Work required
Update the records in the stretch from the line containing "195, 278, 214]" through the line containing "chart: Poly(CuPc) Au" by replacing "texture" with "surface-texture" and leaving everything else unchanged. Give back only those lines.

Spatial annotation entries

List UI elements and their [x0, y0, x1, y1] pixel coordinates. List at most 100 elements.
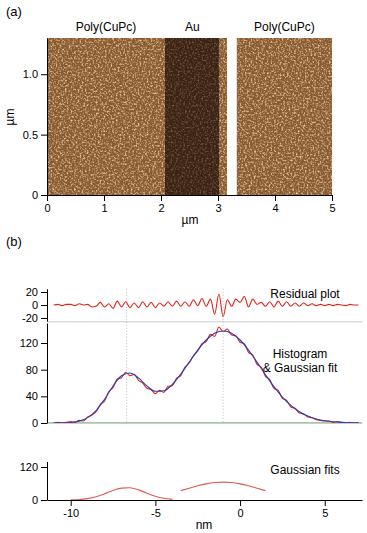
tick: 4	[272, 195, 278, 214]
y-axis: 0 120	[20, 461, 48, 506]
tick-mark	[41, 74, 47, 75]
series-line	[54, 331, 359, 423]
region-label: Au	[185, 20, 200, 34]
texture	[237, 38, 332, 195]
tick-mark	[41, 318, 47, 319]
tick-label: 5	[322, 507, 328, 519]
region	[227, 38, 237, 195]
figure: Poly(CuPc) Au Poly(CuPc) 0 1 2 3 4 5 0 0.5 1.0 (a) µm…	[0, 0, 367, 533]
tick: 5	[329, 195, 335, 214]
axis-line	[47, 289, 48, 322]
tick: 0.5	[23, 129, 47, 141]
axis-line	[47, 39, 48, 196]
tick: 120	[20, 461, 47, 473]
tick-label: 0.5	[23, 129, 38, 141]
tick-mark	[155, 500, 156, 506]
series-line	[47, 422, 362, 423]
tick-mark	[41, 500, 47, 501]
texture	[165, 38, 220, 195]
tick-mark	[104, 195, 105, 201]
tick-label: 0	[32, 189, 38, 201]
tick-mark	[41, 343, 47, 344]
axis-line	[48, 321, 363, 322]
chart: -10-5050120Gaussian fitsnm	[20, 461, 363, 532]
x-axis-title: µm	[182, 213, 199, 227]
tick-mark	[41, 135, 47, 136]
axis-line	[48, 500, 363, 501]
region-label: Poly(CuPc)	[76, 20, 137, 34]
chart: Poly(CuPc) Au Poly(CuPc) 0 1 2 3 4 5 0 0.5 1.0 (a) µm…	[3, 4, 336, 227]
y-axis: 04080120	[20, 324, 48, 430]
x-axis: 012345	[44, 195, 335, 214]
tick-mark	[71, 500, 72, 506]
x-axis-title: nm	[196, 518, 213, 532]
tick-mark	[41, 292, 47, 293]
tick-mark	[218, 195, 219, 201]
series-line	[54, 327, 359, 423]
tick: 3	[215, 195, 221, 214]
tick-mark	[161, 195, 162, 201]
y-axis-title: µm	[3, 109, 17, 126]
tick: 20	[26, 286, 47, 298]
axis-line	[47, 462, 48, 501]
tick-label: 0	[32, 417, 38, 429]
y-axis: -20020	[22, 286, 47, 324]
series-line	[71, 488, 173, 500]
plot-area	[47, 327, 362, 423]
region	[47, 38, 165, 195]
chart: 04080120Histogram& Gaussian fit	[20, 289, 363, 429]
tick: 2	[158, 195, 164, 214]
tick-label: -5	[151, 507, 161, 519]
x-axis: -10 -5 0 5	[48, 500, 363, 519]
tick-mark	[41, 195, 47, 196]
tick-label: 0	[32, 494, 38, 506]
tick-label: 1.0	[23, 68, 38, 80]
tick-mark	[325, 500, 326, 506]
series-line	[181, 482, 266, 490]
plot-area	[47, 38, 332, 195]
tick-label: 3	[215, 202, 221, 214]
tick: -10	[63, 500, 79, 519]
tick-label: -20	[22, 312, 38, 324]
chart-title: Histogram& Gaussian fit	[263, 347, 338, 375]
tick-label: 4	[272, 202, 278, 214]
plot-area	[71, 482, 266, 500]
tick: 0	[238, 500, 244, 519]
tick: 0	[32, 417, 47, 429]
axis-line	[47, 324, 48, 424]
tick-label: -10	[63, 507, 79, 519]
tick-mark	[41, 423, 47, 424]
tick: -20	[22, 312, 47, 324]
texture	[47, 38, 165, 195]
tick-label: 120	[20, 337, 38, 349]
region	[220, 38, 227, 195]
panel-label: (a)	[6, 4, 22, 19]
tick-label: 2	[158, 202, 164, 214]
texture	[220, 38, 227, 195]
tick: 120	[20, 337, 47, 349]
tick-mark	[41, 396, 47, 397]
chart-title: Residual plot	[270, 287, 340, 301]
tick-label: 5	[329, 202, 335, 214]
panel-label: (b)	[6, 234, 22, 249]
tick-mark	[47, 195, 48, 201]
tick-mark	[41, 467, 47, 468]
tick: 0	[32, 494, 47, 506]
tick-label: 0	[32, 299, 38, 311]
region	[165, 38, 220, 195]
chart: -20020 (b) Residual plot	[6, 234, 363, 324]
x-axis	[48, 321, 363, 322]
tick-label: 1	[101, 202, 107, 214]
region-label: Poly(CuPc)	[254, 20, 315, 34]
tick-label: 0	[238, 507, 244, 519]
y-axis: 0 0.5 1.0	[23, 39, 48, 202]
peak-line	[223, 289, 224, 423]
axis-line	[48, 423, 363, 424]
tick-label: 40	[26, 390, 38, 402]
tick-label: 120	[20, 461, 38, 473]
tick: 1	[101, 195, 107, 214]
tick: 0	[32, 299, 47, 311]
tick: 1.0	[23, 68, 47, 80]
tick: 5	[322, 500, 328, 519]
chart-title-line: & Gaussian fit	[263, 361, 338, 375]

Solution for this problem
tick: 4	[272, 195, 278, 214]
y-axis: 0 120	[20, 461, 48, 506]
tick-mark	[41, 74, 47, 75]
series-line	[54, 331, 359, 423]
region-label: Au	[185, 20, 200, 34]
surface-texture	[237, 38, 332, 195]
tick-mark	[41, 318, 47, 319]
tick-label: 5	[322, 507, 328, 519]
region	[227, 38, 237, 195]
figure: Poly(CuPc) Au Poly(CuPc) 0 1 2 3 4 5 0 0.5 1.0 (a) µm…	[0, 0, 367, 533]
tick: 5	[329, 195, 335, 214]
axis-line	[47, 289, 48, 322]
tick: 0.5	[23, 129, 47, 141]
axis-line	[47, 39, 48, 196]
tick: 120	[20, 461, 47, 473]
tick-label: 0.5	[23, 129, 38, 141]
tick-mark	[155, 500, 156, 506]
series-line	[47, 422, 362, 423]
tick-mark	[41, 500, 47, 501]
surface-texture	[165, 38, 220, 195]
tick-mark	[104, 195, 105, 201]
tick-label: 0	[32, 189, 38, 201]
tick-mark	[41, 343, 47, 344]
axis-line	[48, 321, 363, 322]
chart: -10-5050120Gaussian fitsnm	[20, 461, 363, 532]
x-axis-title: µm	[182, 213, 199, 227]
tick-mark	[41, 135, 47, 136]
axis-line	[48, 500, 363, 501]
region-label: Poly(CuPc)	[76, 20, 137, 34]
chart: Poly(CuPc) Au Poly(CuPc) 0 1 2 3 4 5 0 0.5 1.0 (a) µm…	[3, 4, 336, 227]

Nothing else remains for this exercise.